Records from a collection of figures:
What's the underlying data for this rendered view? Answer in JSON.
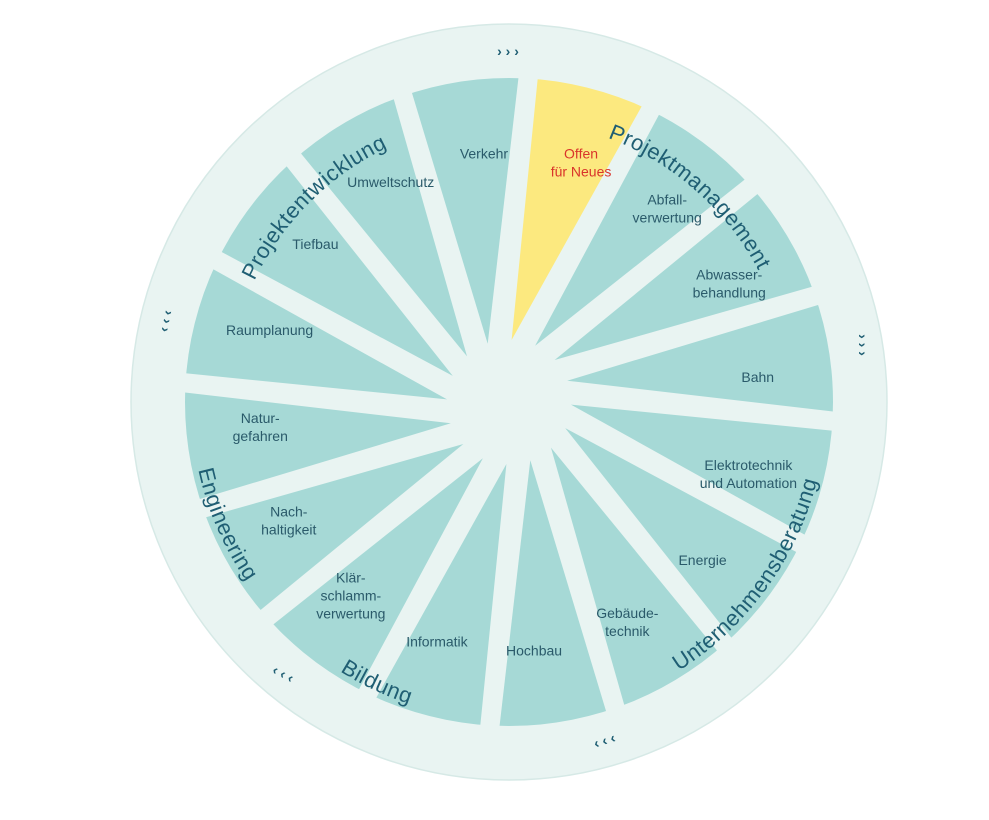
{
  "colors": {
    "outer_ring": "#e9f4f2",
    "outer_ring_stroke": "#d6e9e6",
    "segment": "#a6d9d6",
    "segment_highlight": "#fce97f",
    "text": "#2a5a6a",
    "text_highlight": "#d9342b",
    "ring_text": "#1f5e73",
    "gap": "#e9f4f2"
  },
  "ring_labels": [
    {
      "id": "projektentwicklung",
      "text": "Projektentwicklung"
    },
    {
      "id": "projektmanagement",
      "text": "Projektmanagement"
    },
    {
      "id": "unternehmensberatung",
      "text": "Unternehmensberatung"
    },
    {
      "id": "bildung",
      "text": "Bildung"
    },
    {
      "id": "engineering",
      "text": "Engineering"
    }
  ],
  "chevrons": [
    {
      "id": "top",
      "text": "› › ›"
    },
    {
      "id": "right",
      "text": "› › ›"
    },
    {
      "id": "bottom-right",
      "text": "‹ ‹ ‹"
    },
    {
      "id": "bottom-left",
      "text": "‹ ‹ ‹"
    },
    {
      "id": "left",
      "text": "‹ ‹ ‹"
    }
  ],
  "segments": [
    {
      "id": "offen",
      "lines": [
        "Offen",
        "für Neues"
      ],
      "highlight": true
    },
    {
      "id": "abfall",
      "lines": [
        "Abfall-",
        "verwertung"
      ]
    },
    {
      "id": "abwasser",
      "lines": [
        "Abwasser-",
        "behandlung"
      ]
    },
    {
      "id": "bahn",
      "lines": [
        "Bahn"
      ]
    },
    {
      "id": "elektro",
      "lines": [
        "Elektrotechnik",
        "und Automation"
      ]
    },
    {
      "id": "energie",
      "lines": [
        "Energie"
      ]
    },
    {
      "id": "gebaeude",
      "lines": [
        "Gebäude-",
        "technik"
      ]
    },
    {
      "id": "hochbau",
      "lines": [
        "Hochbau"
      ]
    },
    {
      "id": "informatik",
      "lines": [
        "Informatik"
      ]
    },
    {
      "id": "klaer",
      "lines": [
        "Klär-",
        "schlamm-",
        "verwertung"
      ]
    },
    {
      "id": "nachhaltigkeit",
      "lines": [
        "Nach-",
        "haltigkeit"
      ]
    },
    {
      "id": "natur",
      "lines": [
        "Natur-",
        "gefahren"
      ]
    },
    {
      "id": "raumplanung",
      "lines": [
        "Raumplanung"
      ]
    },
    {
      "id": "tiefbau",
      "lines": [
        "Tiefbau"
      ]
    },
    {
      "id": "umweltschutz",
      "lines": [
        "Umweltschutz"
      ]
    },
    {
      "id": "verkehr",
      "lines": [
        "Verkehr"
      ]
    }
  ]
}
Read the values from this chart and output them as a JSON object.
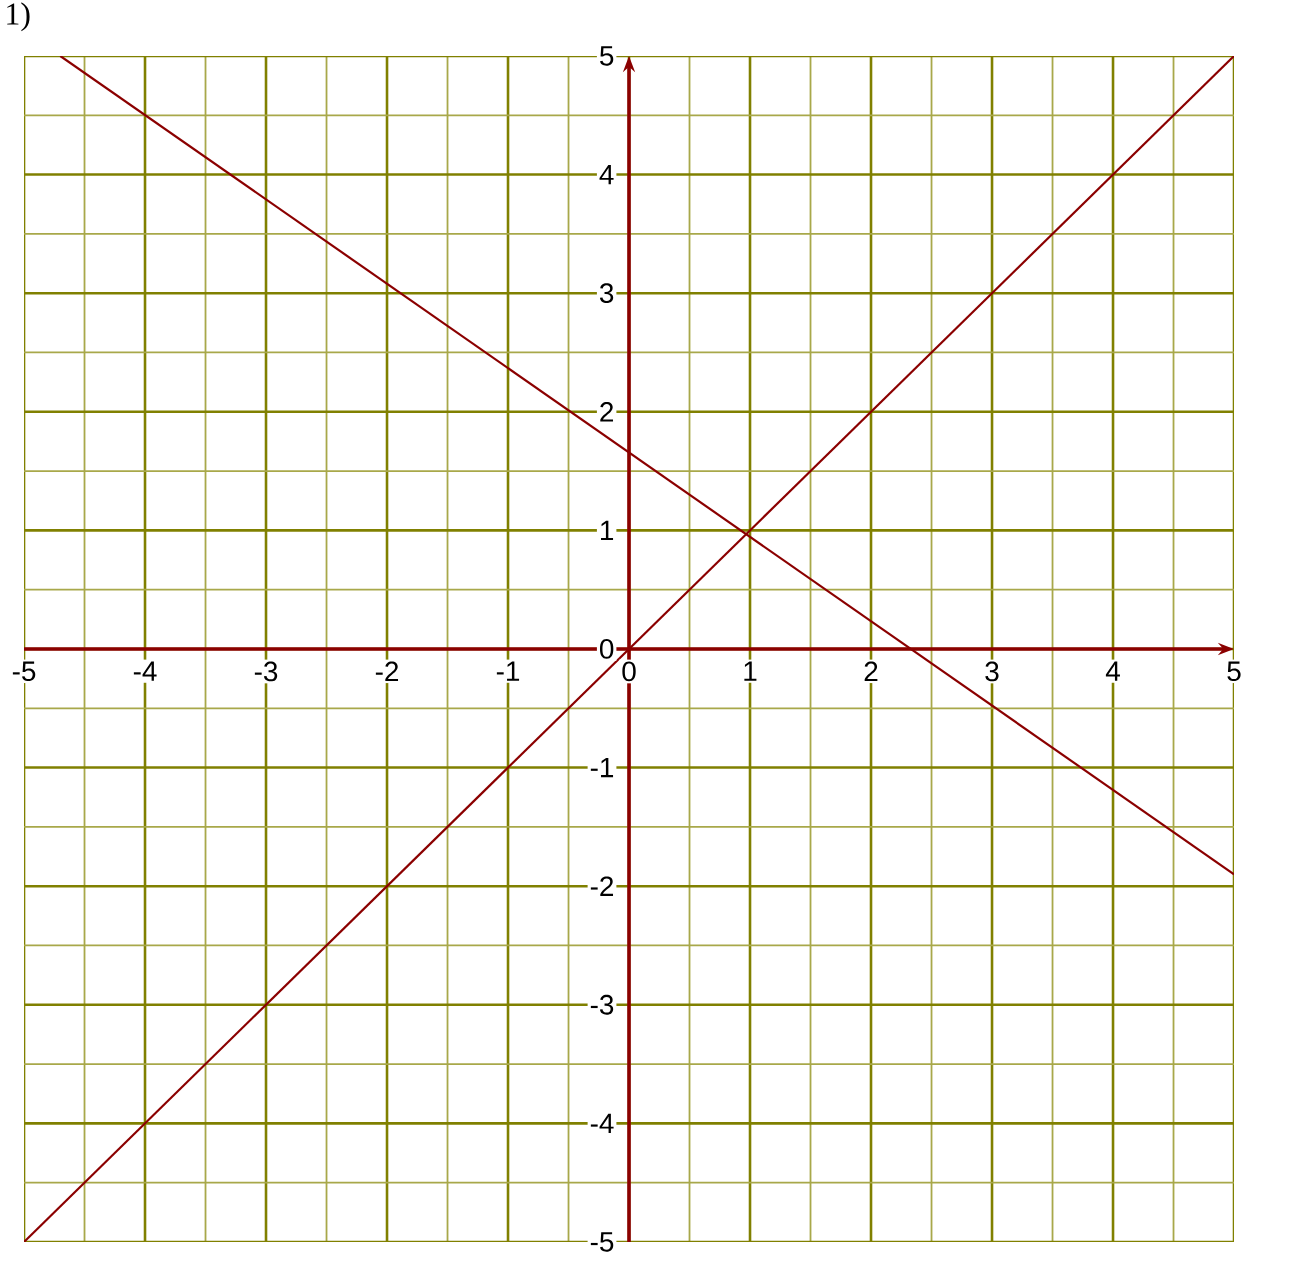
{
  "chart_data": {
    "type": "line",
    "annotations": [
      "1)"
    ],
    "series": [
      {
        "color": "#8b0000",
        "x": [
          -5,
          5
        ],
        "values": [
          -5,
          5
        ]
      },
      {
        "color": "#8b0000",
        "x": [
          -4.7,
          5
        ],
        "values": [
          5,
          -1.9
        ]
      }
    ],
    "xlim": [
      -5,
      5
    ],
    "ylim": [
      -5,
      5
    ],
    "xticks": [
      -5,
      {
        "value": -4.5,
        "label": null
      },
      -4,
      {
        "value": -3.5,
        "label": null
      },
      -3,
      {
        "value": -2.5,
        "label": null
      },
      -2,
      {
        "value": -1.5,
        "label": null
      },
      -1,
      {
        "value": -0.5,
        "label": null
      },
      0,
      {
        "value": 0.5,
        "label": null
      },
      1,
      {
        "value": 1.5,
        "label": null
      },
      2,
      {
        "value": 2.5,
        "label": null
      },
      3,
      {
        "value": 3.5,
        "label": null
      },
      4,
      {
        "value": 4.5,
        "label": null
      },
      5
    ],
    "yticks": [
      -5,
      {
        "value": -4.5,
        "label": null
      },
      -4,
      {
        "value": -3.5,
        "label": null
      },
      -3,
      {
        "value": -2.5,
        "label": null
      },
      -2,
      {
        "value": -1.5,
        "label": null
      },
      -1,
      {
        "value": -0.5,
        "label": null
      },
      0,
      {
        "value": 0.5,
        "label": null
      },
      1,
      {
        "value": 1.5,
        "label": null
      },
      2,
      {
        "value": 2.5,
        "label": null
      },
      3,
      {
        "value": 3.5,
        "label": null
      },
      4,
      {
        "value": 4.5,
        "label": null
      },
      5
    ],
    "grid": true
  }
}
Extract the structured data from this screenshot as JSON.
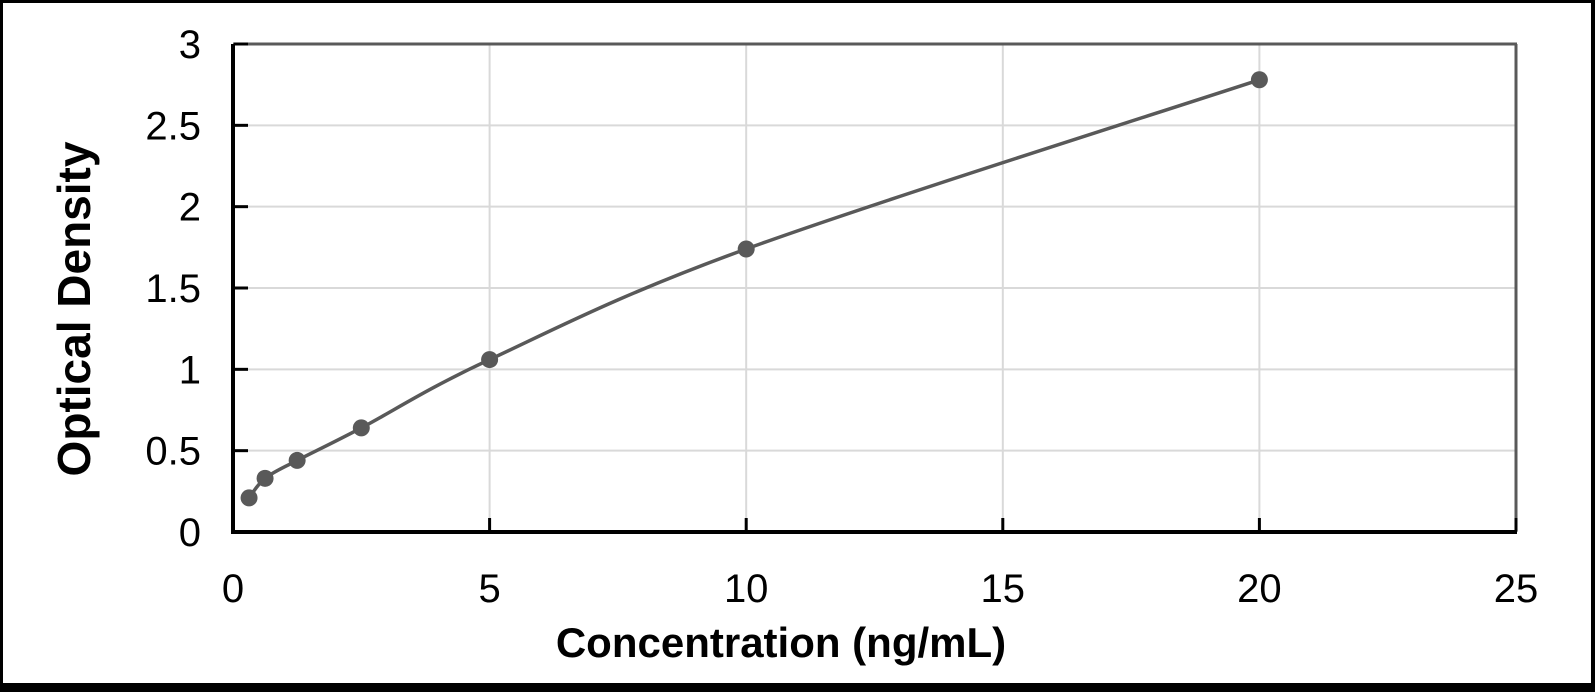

| Aim |
Pictures are not part of the copy; reproduce everything else in the records exactly.

| Answer for this exercise |
What's the underlying data for this rendered view? Answer in JSON.
{
  "colors": {
    "outer_ring": "#e9f4f2",
    "outer_ring_stroke": "#d6e9e6",
    "segment": "#a6d9d6",
    "segment_highlight": "#fce97f",
    "text": "#2a5a6a",
    "text_highlight": "#d9342b",
    "ring_text": "#1f5e73",
    "gap": "#e9f4f2"
  },
  "ring_labels": [
    {
      "id": "projektentwicklung",
      "text": "Projektentwicklung"
    },
    {
      "id": "projektmanagement",
      "text": "Projektmanagement"
    },
    {
      "id": "unternehmensberatung",
      "text": "Unternehmensberatung"
    },
    {
      "id": "bildung",
      "text": "Bildung"
    },
    {
      "id": "engineering",
      "text": "Engineering"
    }
  ],
  "chevrons": [
    {
      "id": "top",
      "text": "› › ›"
    },
    {
      "id": "right",
      "text": "› › ›"
    },
    {
      "id": "bottom-right",
      "text": "‹ ‹ ‹"
    },
    {
      "id": "bottom-left",
      "text": "‹ ‹ ‹"
    },
    {
      "id": "left",
      "text": "‹ ‹ ‹"
    }
  ],
  "segments": [
    {
      "id": "offen",
      "lines": [
        "Offen",
        "für Neues"
      ],
      "highlight": true
    },
    {
      "id": "abfall",
      "lines": [
        "Abfall-",
        "verwertung"
      ]
    },
    {
      "id": "abwasser",
      "lines": [
        "Abwasser-",
        "behandlung"
      ]
    },
    {
      "id": "bahn",
      "lines": [
        "Bahn"
      ]
    },
    {
      "id": "elektro",
      "lines": [
        "Elektrotechnik",
        "und Automation"
      ]
    },
    {
      "id": "energie",
      "lines": [
        "Energie"
      ]
    },
    {
      "id": "gebaeude",
      "lines": [
        "Gebäude-",
        "technik"
      ]
    },
    {
      "id": "hochbau",
      "lines": [
        "Hochbau"
      ]
    },
    {
      "id": "informatik",
      "lines": [
        "Informatik"
      ]
    },
    {
      "id": "klaer",
      "lines": [
        "Klär-",
        "schlamm-",
        "verwertung"
      ]
    },
    {
      "id": "nachhaltigkeit",
      "lines": [
        "Nach-",
        "haltigkeit"
      ]
    },
    {
      "id": "natur",
      "lines": [
        "Natur-",
        "gefahren"
      ]
    },
    {
      "id": "raumplanung",
      "lines": [
        "Raumplanung"
      ]
    },
    {
      "id": "tiefbau",
      "lines": [
        "Tiefbau"
      ]
    },
    {
      "id": "umweltschutz",
      "lines": [
        "Umweltschutz"
      ]
    },
    {
      "id": "verkehr",
      "lines": [
        "Verkehr"
      ]
    }
  ]
}
Read the values from this chart and output them as a JSON object.
{
  "chart_data": {
    "type": "line",
    "annotations": [
      "1)"
    ],
    "series": [
      {
        "color": "#8b0000",
        "x": [
          -5,
          5
        ],
        "values": [
          -5,
          5
        ]
      },
      {
        "color": "#8b0000",
        "x": [
          -4.7,
          5
        ],
        "values": [
          5,
          -1.9
        ]
      }
    ],
    "xlim": [
      -5,
      5
    ],
    "ylim": [
      -5,
      5
    ],
    "xticks": [
      -5,
      {
        "value": -4.5,
        "label": null
      },
      -4,
      {
        "value": -3.5,
        "label": null
      },
      -3,
      {
        "value": -2.5,
        "label": null
      },
      -2,
      {
        "value": -1.5,
        "label": null
      },
      -1,
      {
        "value": -0.5,
        "label": null
      },
      0,
      {
        "value": 0.5,
        "label": null
      },
      1,
      {
        "value": 1.5,
        "label": null
      },
      2,
      {
        "value": 2.5,
        "label": null
      },
      3,
      {
        "value": 3.5,
        "label": null
      },
      4,
      {
        "value": 4.5,
        "label": null
      },
      5
    ],
    "yticks": [
      -5,
      {
        "value": -4.5,
        "label": null
      },
      -4,
      {
        "value": -3.5,
        "label": null
      },
      -3,
      {
        "value": -2.5,
        "label": null
      },
      -2,
      {
        "value": -1.5,
        "label": null
      },
      -1,
      {
        "value": -0.5,
        "label": null
      },
      0,
      {
        "value": 0.5,
        "label": null
      },
      1,
      {
        "value": 1.5,
        "label": null
      },
      2,
      {
        "value": 2.5,
        "label": null
      },
      3,
      {
        "value": 3.5,
        "label": null
      },
      4,
      {
        "value": 4.5,
        "label": null
      },
      5
    ],
    "grid": true
  }
}
Extract the structured data from this screenshot as JSON.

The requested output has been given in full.